### DATA FOR PROCESSING
◇ ◇ ◇ ◇
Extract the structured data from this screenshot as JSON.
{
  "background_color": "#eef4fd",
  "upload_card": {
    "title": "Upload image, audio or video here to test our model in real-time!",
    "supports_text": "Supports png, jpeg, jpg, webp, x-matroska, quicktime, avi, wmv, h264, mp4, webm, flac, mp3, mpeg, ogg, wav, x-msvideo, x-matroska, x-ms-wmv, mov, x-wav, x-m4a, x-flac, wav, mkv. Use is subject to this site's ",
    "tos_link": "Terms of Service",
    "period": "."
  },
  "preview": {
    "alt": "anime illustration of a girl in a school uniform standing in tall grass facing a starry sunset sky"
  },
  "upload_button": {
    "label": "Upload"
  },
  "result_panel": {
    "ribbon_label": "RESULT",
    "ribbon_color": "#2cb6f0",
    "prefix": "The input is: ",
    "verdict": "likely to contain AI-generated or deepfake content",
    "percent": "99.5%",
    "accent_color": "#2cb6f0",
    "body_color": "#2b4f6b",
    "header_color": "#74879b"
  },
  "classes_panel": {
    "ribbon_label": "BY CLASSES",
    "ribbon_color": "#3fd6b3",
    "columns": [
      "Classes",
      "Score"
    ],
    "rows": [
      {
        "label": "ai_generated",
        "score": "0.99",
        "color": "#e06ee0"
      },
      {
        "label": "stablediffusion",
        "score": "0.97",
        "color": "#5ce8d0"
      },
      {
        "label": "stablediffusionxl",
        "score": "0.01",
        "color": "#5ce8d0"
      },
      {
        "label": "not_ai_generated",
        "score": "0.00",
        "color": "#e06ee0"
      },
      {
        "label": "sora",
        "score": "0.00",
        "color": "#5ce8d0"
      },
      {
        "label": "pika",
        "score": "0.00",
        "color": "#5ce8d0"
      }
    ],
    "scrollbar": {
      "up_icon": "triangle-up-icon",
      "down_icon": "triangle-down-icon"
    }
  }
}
◇ ◇ ◇ ◇
### EXERCISE DETAILS
From the records given above, copy all lines containing "triangle".

### CORRECT RESULT
      "up_icon": "triangle-up-icon",
      "down_icon": "triangle-down-icon"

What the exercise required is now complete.